Task objective
Collect each line of the entries that holds the string "beim".

(Entries from a dataset)
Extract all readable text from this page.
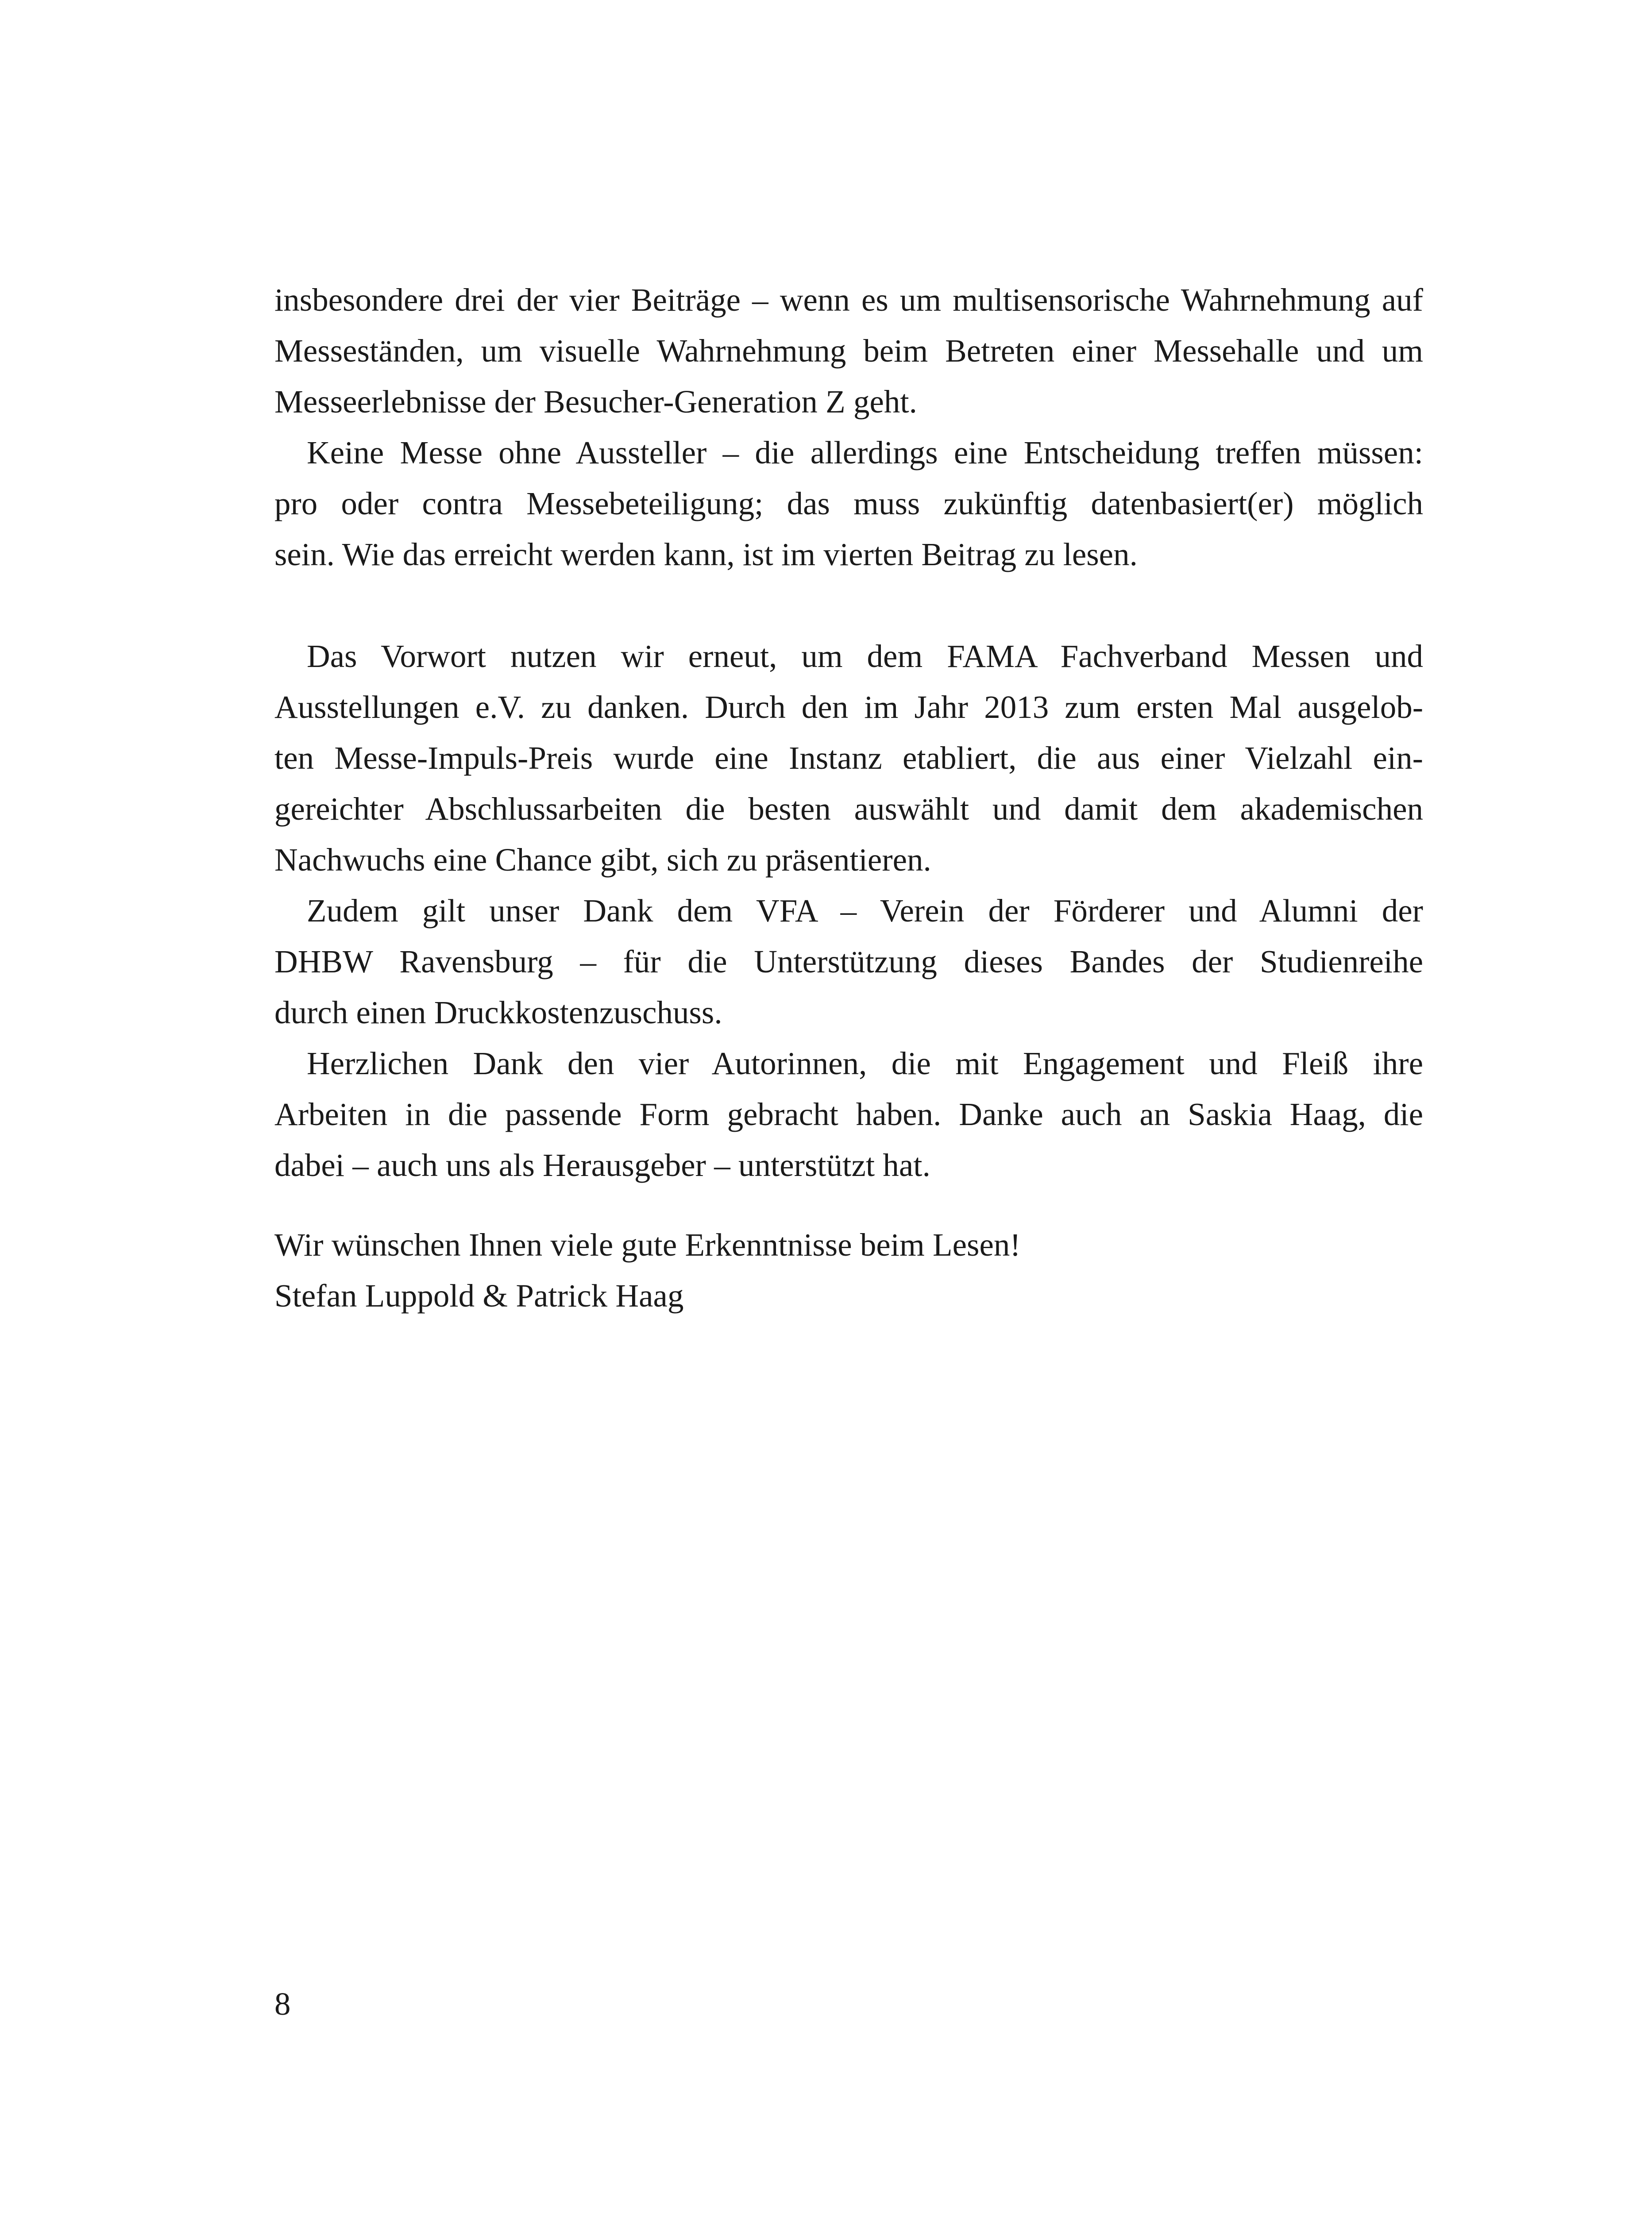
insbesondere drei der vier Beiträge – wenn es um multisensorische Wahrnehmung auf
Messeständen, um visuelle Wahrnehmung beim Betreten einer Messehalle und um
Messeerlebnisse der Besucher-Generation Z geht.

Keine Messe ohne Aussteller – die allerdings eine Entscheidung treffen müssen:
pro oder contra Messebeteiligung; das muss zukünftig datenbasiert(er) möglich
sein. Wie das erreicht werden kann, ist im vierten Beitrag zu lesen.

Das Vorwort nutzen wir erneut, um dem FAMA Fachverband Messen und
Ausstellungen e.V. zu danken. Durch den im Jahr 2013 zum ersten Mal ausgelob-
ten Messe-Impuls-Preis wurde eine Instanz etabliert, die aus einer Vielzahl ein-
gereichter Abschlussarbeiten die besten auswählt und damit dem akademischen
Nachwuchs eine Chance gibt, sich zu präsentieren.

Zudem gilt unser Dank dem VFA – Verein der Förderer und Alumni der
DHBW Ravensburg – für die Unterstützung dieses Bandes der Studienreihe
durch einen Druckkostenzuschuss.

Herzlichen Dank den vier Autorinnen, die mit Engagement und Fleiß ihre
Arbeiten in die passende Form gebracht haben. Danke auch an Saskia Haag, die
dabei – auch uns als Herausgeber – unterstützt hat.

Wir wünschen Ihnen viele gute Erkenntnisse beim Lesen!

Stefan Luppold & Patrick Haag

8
* * *
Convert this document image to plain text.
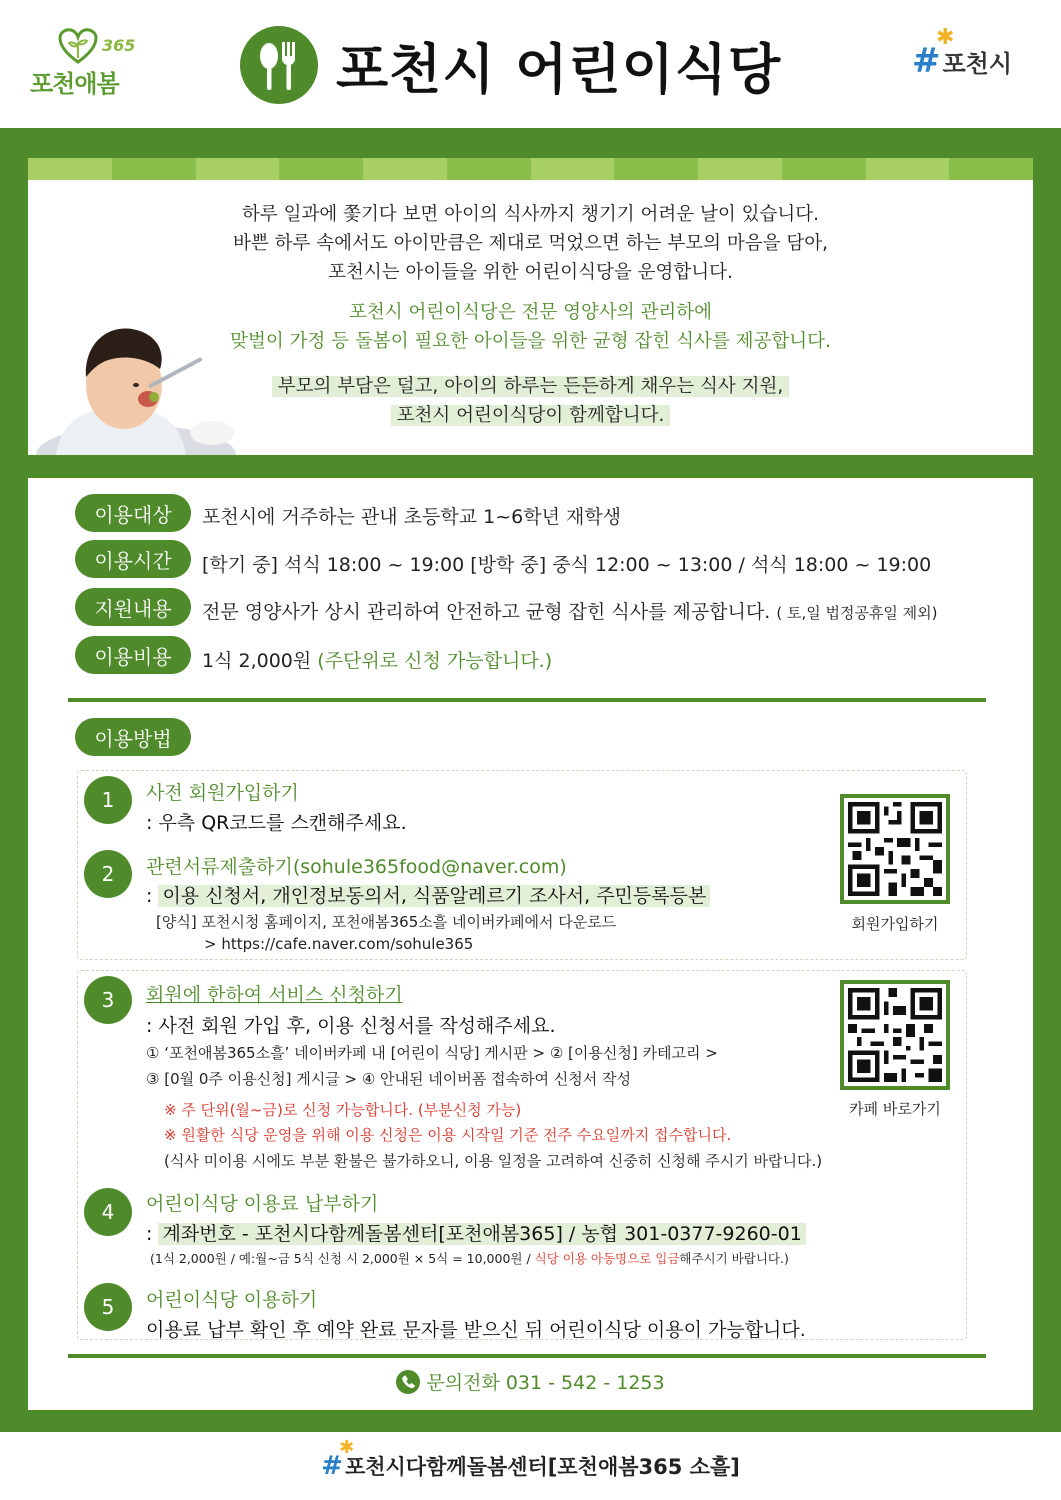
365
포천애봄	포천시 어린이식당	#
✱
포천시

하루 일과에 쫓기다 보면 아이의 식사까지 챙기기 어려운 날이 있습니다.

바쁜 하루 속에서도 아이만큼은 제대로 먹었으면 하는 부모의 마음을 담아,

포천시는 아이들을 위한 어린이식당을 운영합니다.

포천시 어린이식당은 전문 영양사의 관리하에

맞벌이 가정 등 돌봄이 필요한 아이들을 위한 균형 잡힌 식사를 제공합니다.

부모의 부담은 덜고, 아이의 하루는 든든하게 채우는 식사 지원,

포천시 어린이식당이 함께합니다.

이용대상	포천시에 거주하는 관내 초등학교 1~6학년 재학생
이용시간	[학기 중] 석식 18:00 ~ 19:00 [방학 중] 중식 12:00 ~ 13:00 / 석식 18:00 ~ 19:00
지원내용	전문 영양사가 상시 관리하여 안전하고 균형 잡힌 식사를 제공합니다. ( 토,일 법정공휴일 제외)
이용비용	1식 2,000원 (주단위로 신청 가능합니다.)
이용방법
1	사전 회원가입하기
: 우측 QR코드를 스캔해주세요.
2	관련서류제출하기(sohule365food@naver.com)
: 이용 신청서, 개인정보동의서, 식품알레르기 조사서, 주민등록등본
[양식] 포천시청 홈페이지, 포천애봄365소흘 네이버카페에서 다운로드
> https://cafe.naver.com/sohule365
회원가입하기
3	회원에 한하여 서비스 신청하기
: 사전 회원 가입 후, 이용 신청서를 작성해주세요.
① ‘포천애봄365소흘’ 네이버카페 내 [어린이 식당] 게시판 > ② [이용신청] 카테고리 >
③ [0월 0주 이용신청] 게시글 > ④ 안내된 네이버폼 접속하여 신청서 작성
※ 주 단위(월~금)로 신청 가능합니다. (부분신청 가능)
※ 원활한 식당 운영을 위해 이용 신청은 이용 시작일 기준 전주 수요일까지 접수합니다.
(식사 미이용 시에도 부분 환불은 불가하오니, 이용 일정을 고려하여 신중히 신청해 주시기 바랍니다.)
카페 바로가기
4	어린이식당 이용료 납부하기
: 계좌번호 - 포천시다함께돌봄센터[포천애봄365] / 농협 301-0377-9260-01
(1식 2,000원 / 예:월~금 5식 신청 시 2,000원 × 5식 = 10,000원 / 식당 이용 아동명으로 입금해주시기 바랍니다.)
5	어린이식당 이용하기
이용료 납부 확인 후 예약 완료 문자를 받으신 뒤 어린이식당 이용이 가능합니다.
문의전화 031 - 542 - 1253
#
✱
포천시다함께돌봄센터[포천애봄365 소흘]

Answer below
Messeständen, um visuelle Wahrnehmung beim Betreten einer Messehalle und um
Wir wünschen Ihnen viele gute Erkenntnisse beim Lesen!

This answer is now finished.